--- begin Provided data ---

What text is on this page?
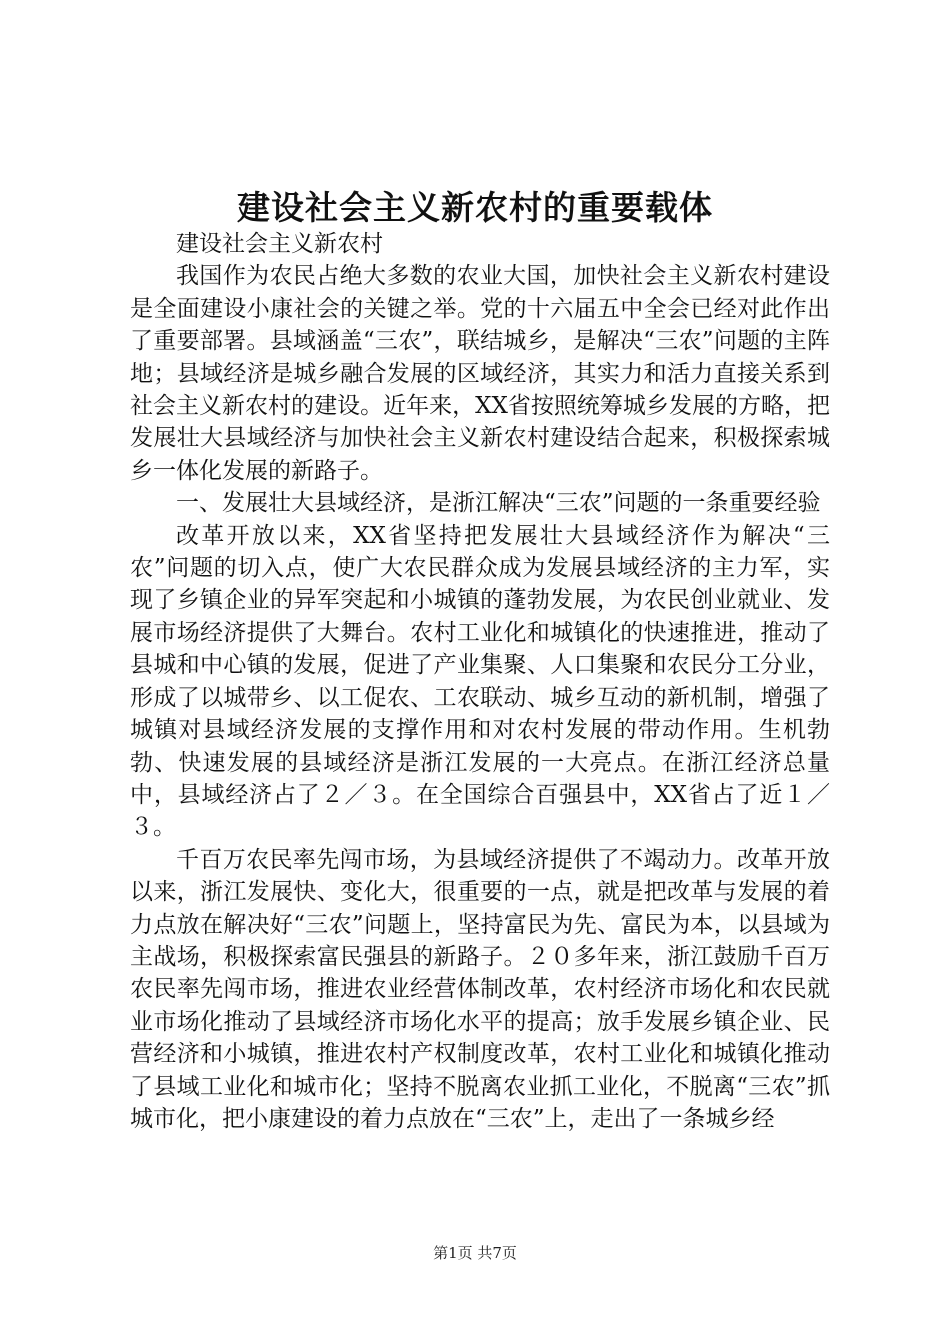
建设社会主义新农村的重要载体

建设社会主义新农村

我国作为农民占绝大多数的农业大国，加快社会主义新农村建设是全面建设小康社会的关键之举。党的十六届五中全会已经对此作出了重要部署。县域涵盖“三农”，联结城乡，是解决“三农”问题的主阵地；县域经济是城乡融合发展的区域经济，其实力和活力直接关系到社会主义新农村的建设。近年来，XX省按照统筹城乡发展的方略，把发展壮大县域经济与加快社会主义新农村建设结合起来，积极探索城乡一体化发展的新路子。

一、发展壮大县域经济，是浙江解决“三农”问题的一条重要经验

改革开放以来，XX省坚持把发展壮大县域经济作为解决“三农”问题的切入点，使广大农民群众成为发展县域经济的主力军，实现了乡镇企业的异军突起和小城镇的蓬勃发展，为农民创业就业、发展市场经济提供了大舞台。农村工业化和城镇化的快速推进，推动了县城和中心镇的发展，促进了产业集聚、人口集聚和农民分工分业，形成了以城带乡、以工促农、工农联动、城乡互动的新机制，增强了城镇对县域经济发展的支撑作用和对农村发展的带动作用。生机勃勃、快速发展的县域经济是浙江发展的一大亮点。在浙江经济总量中，县域经济占了２／３。在全国综合百强县中，XX省占了近１／３。

千百万农民率先闯市场，为县域经济提供了不竭动力。改革开放以来，浙江发展快、变化大，很重要的一点，就是把改革与发展的着力点放在解决好“三农”问题上，坚持富民为先、富民为本，以县域为主战场，积极探索富民强县的新路子。２０多年来，浙江鼓励千百万农民率先闯市场，推进农业经营体制改革，农村经济市场化和农民就业市场化推动了县域经济市场化水平的提高；放手发展乡镇企业、民营经济和小城镇，推进农村产权制度改革，农村工业化和城镇化推动了县域工业化和城市化；坚持不脱离农业抓工业化，不脱离“三农”抓城市化，把小康建设的着力点放在“三农”上，走出了一条城乡经

第1页 共7页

--- end Provided data ---

Find each line holding "改革开放以来". Copy it out.

§ **Reply**:
改革开放以来，XX省坚持把发展壮大县域经济作为解决“三农”问题的切入点，使广大农民群众成为发展县域经济的主力军，实现了乡镇企业的异军突起和小城镇的蓬勃发展，为农民创业就业、发展市场经济提供了大舞台。农村工业化和城镇化的快速推进，推动了县城和中心镇的发展，促进了产业集聚、人口集聚和农民分工分业，形成了以城带乡、以工促农、工农联动、城乡互动的新机制，增强了城镇对县域经济发展的支撑作用和对农村发展的带动作用。生机勃勃、快速发展的县域经济是浙江发展的一大亮点。在浙江经济总量中，县域经济占了２／３。在全国综合百强县中，XX省占了近１／３。
千百万农民率先闯市场，为县域经济提供了不竭动力。改革开放以来，浙江发展快、变化大，很重要的一点，就是把改革与发展的着力点放在解决好“三农”问题上，坚持富民为先、富民为本，以县域为主战场，积极探索富民强县的新路子。２０多年来，浙江鼓励千百万农民率先闯市场，推进农业经营体制改革，农村经济市场化和农民就业市场化推动了县域经济市场化水平的提高；放手发展乡镇企业、民营经济和小城镇，推进农村产权制度改革，农村工业化和城镇化推动了县域工业化和城市化；坚持不脱离农业抓工业化，不脱离“三农”抓城市化，把小康建设的着力点放在“三农”上，走出了一条城乡经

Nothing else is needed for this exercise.